▶ READING PASSAGE:
━━━━━━━━━━

In the patch (D40575) this is
return (1000 -
((info.free_pages * 1000) / (1 << order) / info.free_blocks));
but notice that free_pages and free_blocks don't depend on order, they
are computed across all free list entries, of all orders, and are the
same for a calculation for any order. So for example we could solve for
the average free list entry size by taking the value from order of 0:
index_0 = 1000 - 1000 / 1 * free_pages / free_blocks
avg_pages = free_pages / free_blocks = -(index_0 - 1000) / 1000
and from that you can calculate all the other values. Or just display
it directly. I'd suggest try plotting log2(avg_pages).
In other words, I think just considering one value per time point is
simpler and doesn't lose any information.
> > The paper that defines this fragmentation index also says that "the
> > fragmentation index is only meaningful when an allocation fails". Are
> > you actually seeing any contiguous allocations failures in your
> > measurements?
>
> I'm not aware of such.
> The index may only be meaningful for the purposes of the goal of the
> paper when there are such failures, but if you look at the graph and how
> it changed when Bojan changed the guard pages, I see value in the graph
> for more than what the paper suggests.
>
> > Without that context, it seems like what the proposed sysctl reports
> > is indirectly just the average size of free list entries. We could
> > just report that.
>
> The calculation of the value is part of a bigger picture. The value
> returned is used by some other code to make decisions.
>
> Bye,
> Alexander.
>
> --
> http://www.Leidinger.net Alexander@Leidinger.net: PGP 0x8F31830F9F2772BF
> http://www.FreeBSD.org netchild@FreeBSD.org : PGP 0x8F31830F9F2772BF
Okay I see that D40772 uses it, but always passes order=9, and compares
it with threshold=300. Rearranging, it asks if the average free list
entry size is at least 1.4 MiB.
Personally I'd prefer to consider values that are easy to interpret
rather than an arbitrary index value.
Ryan

━━━━━━━━━━

▶ RECORDED INFORMATION:

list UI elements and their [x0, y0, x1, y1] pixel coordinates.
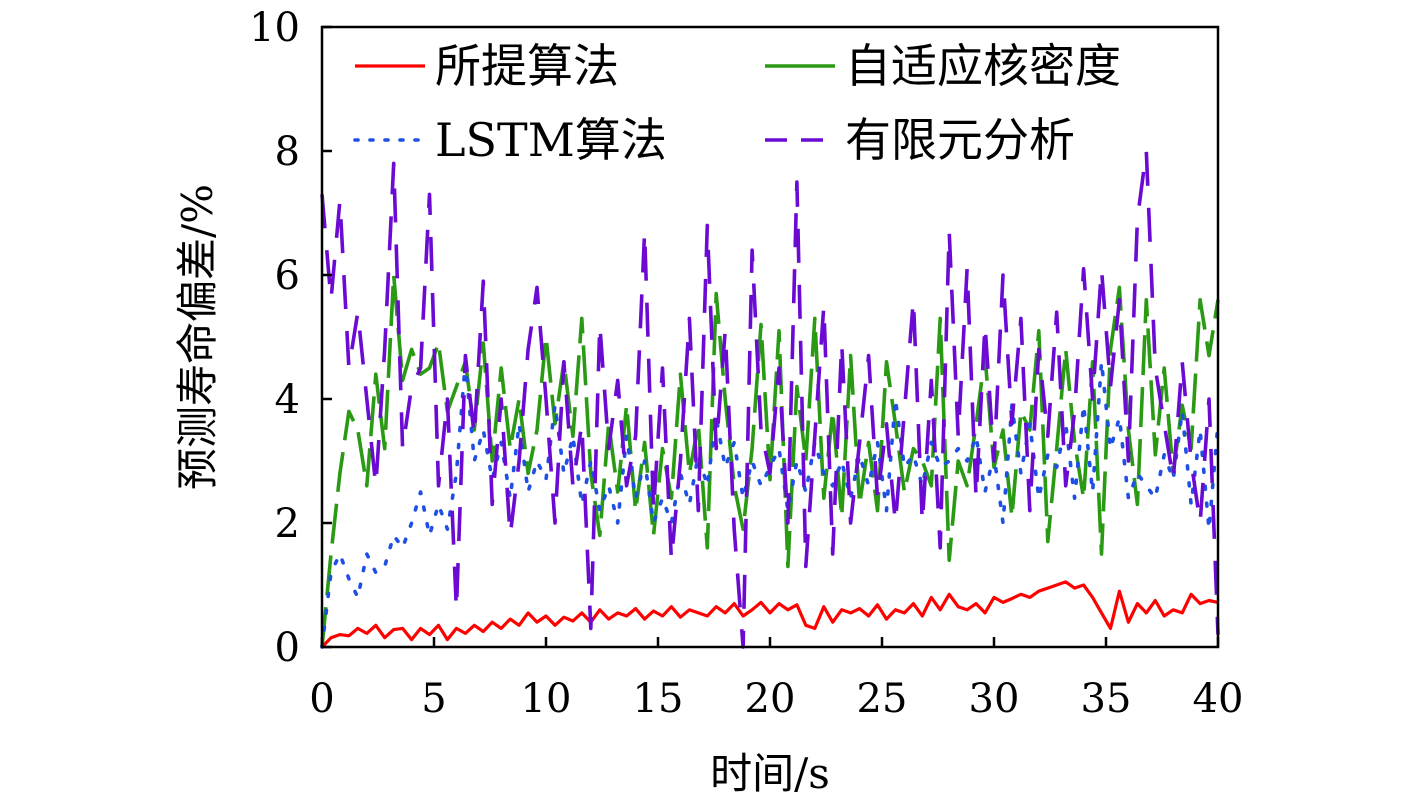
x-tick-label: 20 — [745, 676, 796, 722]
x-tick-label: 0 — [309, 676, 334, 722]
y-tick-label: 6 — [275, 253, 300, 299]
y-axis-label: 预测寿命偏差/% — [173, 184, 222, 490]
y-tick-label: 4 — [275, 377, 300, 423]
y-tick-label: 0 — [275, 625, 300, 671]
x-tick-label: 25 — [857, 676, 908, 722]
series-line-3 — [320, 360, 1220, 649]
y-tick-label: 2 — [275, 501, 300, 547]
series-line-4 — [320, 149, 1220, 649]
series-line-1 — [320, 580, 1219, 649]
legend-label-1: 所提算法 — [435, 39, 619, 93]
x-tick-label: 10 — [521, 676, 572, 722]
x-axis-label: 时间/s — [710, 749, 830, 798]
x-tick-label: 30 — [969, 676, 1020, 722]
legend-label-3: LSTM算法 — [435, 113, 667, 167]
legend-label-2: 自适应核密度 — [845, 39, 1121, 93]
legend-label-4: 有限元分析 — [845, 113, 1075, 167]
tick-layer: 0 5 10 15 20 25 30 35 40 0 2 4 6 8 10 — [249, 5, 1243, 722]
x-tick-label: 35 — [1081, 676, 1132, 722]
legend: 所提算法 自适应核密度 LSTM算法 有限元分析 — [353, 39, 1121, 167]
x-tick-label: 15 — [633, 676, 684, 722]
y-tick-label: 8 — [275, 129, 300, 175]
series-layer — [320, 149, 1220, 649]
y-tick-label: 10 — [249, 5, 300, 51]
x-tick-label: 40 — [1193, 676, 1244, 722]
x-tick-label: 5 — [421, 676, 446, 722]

━━━━━━━━━━

Reproduce verbatim the passage of the fragmentation index thread that opens with the words containing "In other words, I" and closes with "the paper suggests.".

▶ TASK SOLUTION:
In other words, I think just considering one value per time point is
simpler and doesn't lose any information.
> > The paper that defines this fragmentation index also says that "the
> > fragmentation index is only meaningful when an allocation fails". Are
> > you actually seeing any contiguous allocations failures in your
> > measurements?
>
> I'm not aware of such.
> The index may only be meaningful for the purposes of the goal of the
> paper when there are such failures, but if you look at the graph and how
> it changed when Bojan changed the guard pages, I see value in the graph
> for more than what the paper suggests.